4.         Wird die Landesregierung versuchen, z. B. über eine Bundesratsinitiative die Legalisierung von Atommüllexporten politisch zu stoppen?

 

Die Landesregierung wird darüber entscheiden, wenn der Entwurf für ein Vierzehntes Gesetz zur Änderung des Atomgesetzes von der Bundesregierung dem Bundesrat zur Beratung vorgelegt wird. Die dann vorgelegte Fassung wird kritisch zu prüfen sein.

 

 

5.         Wie bewertet die Landesregierung derzeit angesichts der massiven Probleme der deutschen Endlagerprojekte die Endlagerungsfrage für den in NRW an verschiedenen Standorten lagernden bzw. u. a. in der Urananreicherungsanlage Gronau stetig neu anfallenden Atommüll (bitte je nach Standort und Art des Atommülls beantworten)?

 

Die Landesregierung bewertet die derzeitigen Konsensgespräche von Bund und Ländern über ein Gesetz zur Suche und Auswahl eines Standortes für ein Endlager für Wärme entwickelnde radioaktive Abfälle (Standortauswahlgesetz) positiv. In den darin vorgesehenen Auswahlverfahren wird auch der Umfang der bereits angefallenen sowie der noch zukünftig anfallenden insbesondere Wärme entwickelnden radioaktiven Abfälle zu berücksichtigen sein.

Hinsichtlich schwach– und mittelradioaktiver Abfälle wird auf die Vorbemerkung verwiesen.
*****
**AUFGABENSTELLUNG 1:**
Formatiere bitte die unten folgenden Zeilen als JSON-Liste von Strings, einen pro Zeile und ohne Leerzeilen. Beginne am Anfang der Zeilen und ende mit der Zeile, die "verification-code: 7043 — [18, 467, 45, 481]" enthält, beide eingeschlossen.

**ZU VERWENDENDE DATEN:**
*****
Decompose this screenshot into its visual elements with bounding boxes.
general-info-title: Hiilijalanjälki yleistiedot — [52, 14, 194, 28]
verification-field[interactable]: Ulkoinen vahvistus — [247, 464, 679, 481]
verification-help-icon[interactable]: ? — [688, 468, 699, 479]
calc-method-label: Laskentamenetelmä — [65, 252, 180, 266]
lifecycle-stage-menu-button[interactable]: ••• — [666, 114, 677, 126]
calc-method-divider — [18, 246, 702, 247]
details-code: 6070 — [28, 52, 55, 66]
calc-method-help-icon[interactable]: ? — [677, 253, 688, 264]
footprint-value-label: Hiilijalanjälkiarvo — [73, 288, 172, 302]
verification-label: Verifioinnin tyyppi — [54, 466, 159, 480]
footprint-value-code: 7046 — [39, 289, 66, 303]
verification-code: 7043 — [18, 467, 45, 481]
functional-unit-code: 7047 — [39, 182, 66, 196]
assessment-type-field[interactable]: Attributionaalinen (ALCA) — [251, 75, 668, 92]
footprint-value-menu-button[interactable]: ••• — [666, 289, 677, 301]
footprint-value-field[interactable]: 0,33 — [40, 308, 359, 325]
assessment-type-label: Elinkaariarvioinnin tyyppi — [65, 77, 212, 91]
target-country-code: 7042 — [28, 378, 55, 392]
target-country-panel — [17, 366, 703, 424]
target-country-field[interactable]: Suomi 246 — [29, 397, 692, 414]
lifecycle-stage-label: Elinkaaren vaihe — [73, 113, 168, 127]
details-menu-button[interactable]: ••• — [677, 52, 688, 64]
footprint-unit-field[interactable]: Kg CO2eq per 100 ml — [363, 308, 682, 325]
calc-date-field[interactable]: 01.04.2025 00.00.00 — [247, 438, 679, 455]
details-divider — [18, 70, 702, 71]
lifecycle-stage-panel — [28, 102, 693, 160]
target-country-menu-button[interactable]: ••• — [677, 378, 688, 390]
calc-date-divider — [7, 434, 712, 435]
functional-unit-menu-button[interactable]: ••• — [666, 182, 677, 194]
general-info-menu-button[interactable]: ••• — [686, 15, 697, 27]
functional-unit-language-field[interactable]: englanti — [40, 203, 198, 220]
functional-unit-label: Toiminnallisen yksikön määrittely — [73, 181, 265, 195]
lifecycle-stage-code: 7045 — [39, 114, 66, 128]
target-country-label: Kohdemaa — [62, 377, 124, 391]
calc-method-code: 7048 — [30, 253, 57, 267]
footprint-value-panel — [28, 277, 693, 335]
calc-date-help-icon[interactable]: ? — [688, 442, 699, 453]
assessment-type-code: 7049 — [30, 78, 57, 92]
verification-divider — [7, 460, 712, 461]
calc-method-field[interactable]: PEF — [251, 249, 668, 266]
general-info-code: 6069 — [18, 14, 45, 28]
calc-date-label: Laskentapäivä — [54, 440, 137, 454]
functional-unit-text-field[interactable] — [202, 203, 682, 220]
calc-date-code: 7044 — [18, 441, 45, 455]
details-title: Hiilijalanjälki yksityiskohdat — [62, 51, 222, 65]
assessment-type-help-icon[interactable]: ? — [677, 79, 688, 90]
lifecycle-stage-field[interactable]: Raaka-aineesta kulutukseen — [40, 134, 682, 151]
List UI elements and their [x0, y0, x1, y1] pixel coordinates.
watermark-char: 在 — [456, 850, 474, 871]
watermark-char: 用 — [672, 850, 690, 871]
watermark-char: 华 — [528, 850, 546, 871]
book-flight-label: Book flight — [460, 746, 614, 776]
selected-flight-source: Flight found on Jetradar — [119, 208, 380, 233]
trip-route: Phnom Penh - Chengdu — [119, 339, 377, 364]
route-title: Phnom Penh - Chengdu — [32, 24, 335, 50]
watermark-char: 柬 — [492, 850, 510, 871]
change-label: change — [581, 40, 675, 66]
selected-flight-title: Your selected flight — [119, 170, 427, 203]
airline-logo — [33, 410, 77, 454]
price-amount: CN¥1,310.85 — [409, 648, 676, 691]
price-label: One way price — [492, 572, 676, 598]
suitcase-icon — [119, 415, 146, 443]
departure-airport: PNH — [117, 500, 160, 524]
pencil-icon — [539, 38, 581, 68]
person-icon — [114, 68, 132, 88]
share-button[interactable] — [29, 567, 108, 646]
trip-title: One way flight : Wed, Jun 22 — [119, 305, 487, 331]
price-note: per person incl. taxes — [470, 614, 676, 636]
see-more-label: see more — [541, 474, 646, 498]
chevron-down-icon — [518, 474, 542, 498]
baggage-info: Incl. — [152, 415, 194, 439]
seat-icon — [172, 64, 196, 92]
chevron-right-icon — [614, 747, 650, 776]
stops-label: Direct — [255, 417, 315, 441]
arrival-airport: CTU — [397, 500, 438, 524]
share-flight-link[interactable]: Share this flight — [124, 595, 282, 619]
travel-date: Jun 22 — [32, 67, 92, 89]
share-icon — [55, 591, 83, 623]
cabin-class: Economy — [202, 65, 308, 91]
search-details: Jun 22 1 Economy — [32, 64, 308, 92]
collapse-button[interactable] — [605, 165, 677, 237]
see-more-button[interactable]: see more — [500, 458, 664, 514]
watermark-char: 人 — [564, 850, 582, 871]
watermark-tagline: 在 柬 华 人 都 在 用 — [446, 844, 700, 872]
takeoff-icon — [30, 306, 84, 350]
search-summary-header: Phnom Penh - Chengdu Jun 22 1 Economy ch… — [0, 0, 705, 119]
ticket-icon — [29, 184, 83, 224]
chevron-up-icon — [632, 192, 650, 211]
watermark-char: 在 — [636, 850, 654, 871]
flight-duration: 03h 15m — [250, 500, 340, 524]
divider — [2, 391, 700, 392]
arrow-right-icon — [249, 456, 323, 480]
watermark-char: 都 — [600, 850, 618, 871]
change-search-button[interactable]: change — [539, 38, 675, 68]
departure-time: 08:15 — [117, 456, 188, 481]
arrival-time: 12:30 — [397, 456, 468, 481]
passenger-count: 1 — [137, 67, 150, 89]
*****
**AUFGABENSTELLUNG 2:**
Beantworte die folgenden Fragen zum Lesetext.
(a) Wann will die Landesregierung darüber entscheiden, ob sie die Legalisierung von Atommüllexporten politisch zu stoppen versucht?
(b) Wie bewertet die Landesregierung die Konsensgespräche von Bund und Ländern über das Standortauswahlgesetz?
(c) Worauf wird hinsichtlich schwach- und mittelradioaktiver Abfälle verwiesen?

**VOLLSTÄNDIGE ANTWORT 1:**
[
  "Decompose this screenshot into its visual elements with bounding boxes.",
  "general-info-title: Hiilijalanjälki yleistiedot — [52, 14, 194, 28]",
  "verification-field[interactable]: Ulkoinen vahvistus — [247, 464, 679, 481]",
  "verification-help-icon[interactable]: ? — [688, 468, 699, 479]",
  "calc-method-label: Laskentamenetelmä — [65, 252, 180, 266]",
  "lifecycle-stage-menu-button[interactable]: ••• — [666, 114, 677, 126]",
  "calc-method-divider — [18, 246, 702, 247]",
  "details-code: 6070 — [28, 52, 55, 66]",
  "calc-method-help-icon[interactable]: ? — [677, 253, 688, 264]",
  "footprint-value-label: Hiilijalanjälkiarvo — [73, 288, 172, 302]",
  "verification-label: Verifioinnin tyyppi — [54, 466, 159, 480]",
  "footprint-value-code: 7046 — [39, 289, 66, 303]",
  "verification-code: 7043 — [18, 467, 45, 481]"
]

**VOLLSTÄNDIGE ANTWORT 2:**
(a) Sobald die Bundesregierung dem Bundesrat den Entwurf für ein Vierzehntes Gesetz zur Änderung des Atomgesetzes zur Beratung vorlegt.
(b) Positiv.
(c) Auf die Vorbemerkung.